- **Your instructions**
Will you output all of the data below exactly, omitting the images?

- **Provided data**
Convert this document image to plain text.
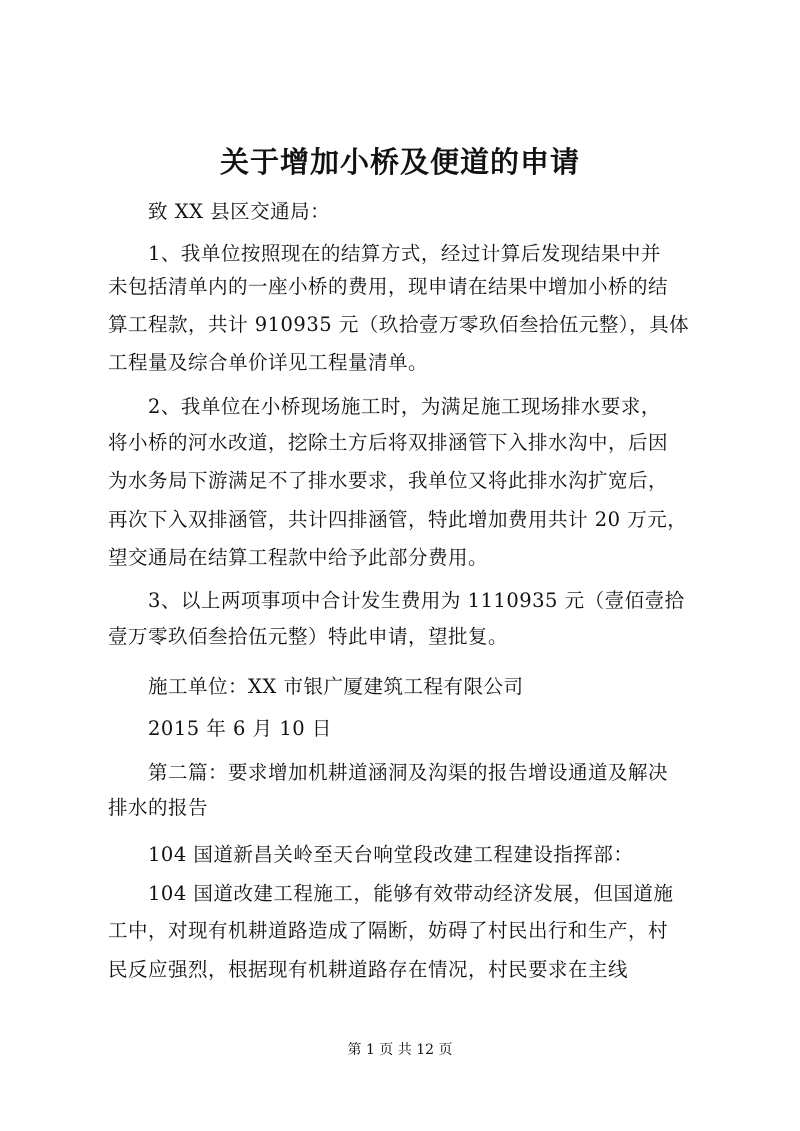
关于增加小桥及便道的申请
致 XX 县区交通局：
1、我单位按照现在的结算方式，经过计算后发现结果中并
未包括清单内的一座小桥的费用，现申请在结果中增加小桥的结
算工程款，共计 910935 元（玖拾壹万零玖佰叁拾伍元整），具体
工程量及综合单价详见工程量清单。
2、我单位在小桥现场施工时，为满足施工现场排水要求，
将小桥的河水改道，挖除土方后将双排涵管下入排水沟中，后因
为水务局下游满足不了排水要求，我单位又将此排水沟扩宽后，
再次下入双排涵管，共计四排涵管，特此增加费用共计 20 万元，
望交通局在结算工程款中给予此部分费用。
3、以上两项事项中合计发生费用为 1110935 元（壹佰壹拾
壹万零玖佰叁拾伍元整）特此申请，望批复。
施工单位：XX 市银广厦建筑工程有限公司
2015 年 6 月 10 日
第二篇：要求增加机耕道涵洞及沟渠的报告增设通道及解决
排水的报告
104 国道新昌关岭至天台响堂段改建工程建设指挥部：
104 国道改建工程施工，能够有效带动经济发展，但国道施
工中，对现有机耕道路造成了隔断，妨碍了村民出行和生产，村
民反应强烈，根据现有机耕道路存在情况，村民要求在主线
第 1 页 共 12 页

- **Expected answer**
Convert this document image to plain text.
关于增加小桥及便道的申请
致 XX 县区交通局：
1、我单位按照现在的结算方式，经过计算后发现结果中并
未包括清单内的一座小桥的费用，现申请在结果中增加小桥的结
算工程款，共计 910935 元（玖拾壹万零玖佰叁拾伍元整），具体
工程量及综合单价详见工程量清单。
2、我单位在小桥现场施工时，为满足施工现场排水要求，
将小桥的河水改道，挖除土方后将双排涵管下入排水沟中，后因
为水务局下游满足不了排水要求，我单位又将此排水沟扩宽后，
再次下入双排涵管，共计四排涵管，特此增加费用共计 20 万元，
望交通局在结算工程款中给予此部分费用。
3、以上两项事项中合计发生费用为 1110935 元（壹佰壹拾
壹万零玖佰叁拾伍元整）特此申请，望批复。
施工单位：XX 市银广厦建筑工程有限公司
2015 年 6 月 10 日
第二篇：要求增加机耕道涵洞及沟渠的报告增设通道及解决
排水的报告
104 国道新昌关岭至天台响堂段改建工程建设指挥部：
104 国道改建工程施工，能够有效带动经济发展，但国道施
工中，对现有机耕道路造成了隔断，妨碍了村民出行和生产，村
民反应强烈，根据现有机耕道路存在情况，村民要求在主线
第 1 页 共 12 页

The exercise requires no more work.